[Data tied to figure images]
——

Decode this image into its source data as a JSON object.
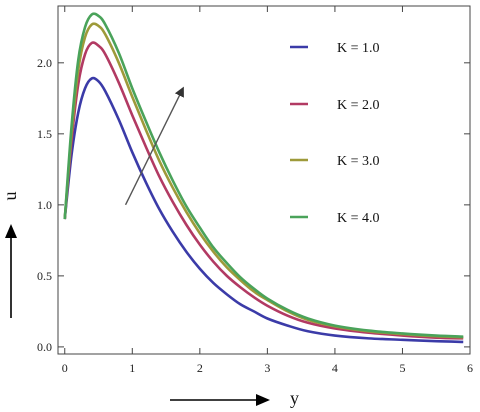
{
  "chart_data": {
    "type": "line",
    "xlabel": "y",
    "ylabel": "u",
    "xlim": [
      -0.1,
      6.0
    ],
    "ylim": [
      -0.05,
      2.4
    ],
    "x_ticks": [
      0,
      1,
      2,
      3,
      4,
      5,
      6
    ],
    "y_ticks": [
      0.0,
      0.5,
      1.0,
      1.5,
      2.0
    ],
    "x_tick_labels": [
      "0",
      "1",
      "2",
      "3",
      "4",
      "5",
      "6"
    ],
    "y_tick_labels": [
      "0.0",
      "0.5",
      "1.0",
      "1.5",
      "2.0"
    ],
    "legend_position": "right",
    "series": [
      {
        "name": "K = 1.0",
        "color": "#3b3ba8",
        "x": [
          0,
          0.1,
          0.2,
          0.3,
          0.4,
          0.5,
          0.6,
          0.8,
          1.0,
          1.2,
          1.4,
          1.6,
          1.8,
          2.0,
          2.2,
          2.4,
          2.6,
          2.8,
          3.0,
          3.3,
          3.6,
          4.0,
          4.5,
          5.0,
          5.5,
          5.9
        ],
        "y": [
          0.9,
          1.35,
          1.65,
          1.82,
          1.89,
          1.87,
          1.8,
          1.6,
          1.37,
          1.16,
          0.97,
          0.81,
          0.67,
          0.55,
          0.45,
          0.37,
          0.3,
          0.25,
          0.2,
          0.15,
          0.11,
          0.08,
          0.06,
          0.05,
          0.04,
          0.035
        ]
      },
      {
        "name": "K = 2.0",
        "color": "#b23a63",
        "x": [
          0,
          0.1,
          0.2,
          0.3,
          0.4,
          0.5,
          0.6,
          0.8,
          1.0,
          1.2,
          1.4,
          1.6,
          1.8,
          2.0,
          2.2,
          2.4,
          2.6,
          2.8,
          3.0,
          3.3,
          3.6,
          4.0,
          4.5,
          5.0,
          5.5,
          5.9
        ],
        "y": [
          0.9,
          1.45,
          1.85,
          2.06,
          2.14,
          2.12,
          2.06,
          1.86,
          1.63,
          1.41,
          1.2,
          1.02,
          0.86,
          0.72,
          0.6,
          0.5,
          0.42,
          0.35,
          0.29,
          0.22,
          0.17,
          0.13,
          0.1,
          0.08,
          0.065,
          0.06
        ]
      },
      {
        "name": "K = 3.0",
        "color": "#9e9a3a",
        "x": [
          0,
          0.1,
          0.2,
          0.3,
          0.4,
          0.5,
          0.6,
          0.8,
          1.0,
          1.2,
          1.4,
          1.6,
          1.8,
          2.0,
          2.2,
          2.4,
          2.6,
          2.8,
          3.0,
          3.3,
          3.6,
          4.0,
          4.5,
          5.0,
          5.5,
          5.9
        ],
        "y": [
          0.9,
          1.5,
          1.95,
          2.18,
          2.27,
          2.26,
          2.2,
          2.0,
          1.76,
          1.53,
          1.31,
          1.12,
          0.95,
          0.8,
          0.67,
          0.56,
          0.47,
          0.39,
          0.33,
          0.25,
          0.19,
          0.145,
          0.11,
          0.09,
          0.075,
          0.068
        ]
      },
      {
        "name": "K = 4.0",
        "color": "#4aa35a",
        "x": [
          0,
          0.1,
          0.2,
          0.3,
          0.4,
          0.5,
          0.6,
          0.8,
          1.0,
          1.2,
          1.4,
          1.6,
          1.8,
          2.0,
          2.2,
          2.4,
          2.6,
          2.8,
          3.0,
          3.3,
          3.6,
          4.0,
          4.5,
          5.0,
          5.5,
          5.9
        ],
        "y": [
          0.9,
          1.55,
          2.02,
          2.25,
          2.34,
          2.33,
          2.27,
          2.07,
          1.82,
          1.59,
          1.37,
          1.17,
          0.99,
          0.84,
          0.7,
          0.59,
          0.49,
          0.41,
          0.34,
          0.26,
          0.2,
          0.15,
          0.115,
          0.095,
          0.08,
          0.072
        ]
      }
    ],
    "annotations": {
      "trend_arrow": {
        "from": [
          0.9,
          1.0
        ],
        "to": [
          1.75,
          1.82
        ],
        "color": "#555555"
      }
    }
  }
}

——

YOUR GOAL >>
Determine how many lines of the data contain the word "color", and reply with that number only.

TASK RESPONSE >>
5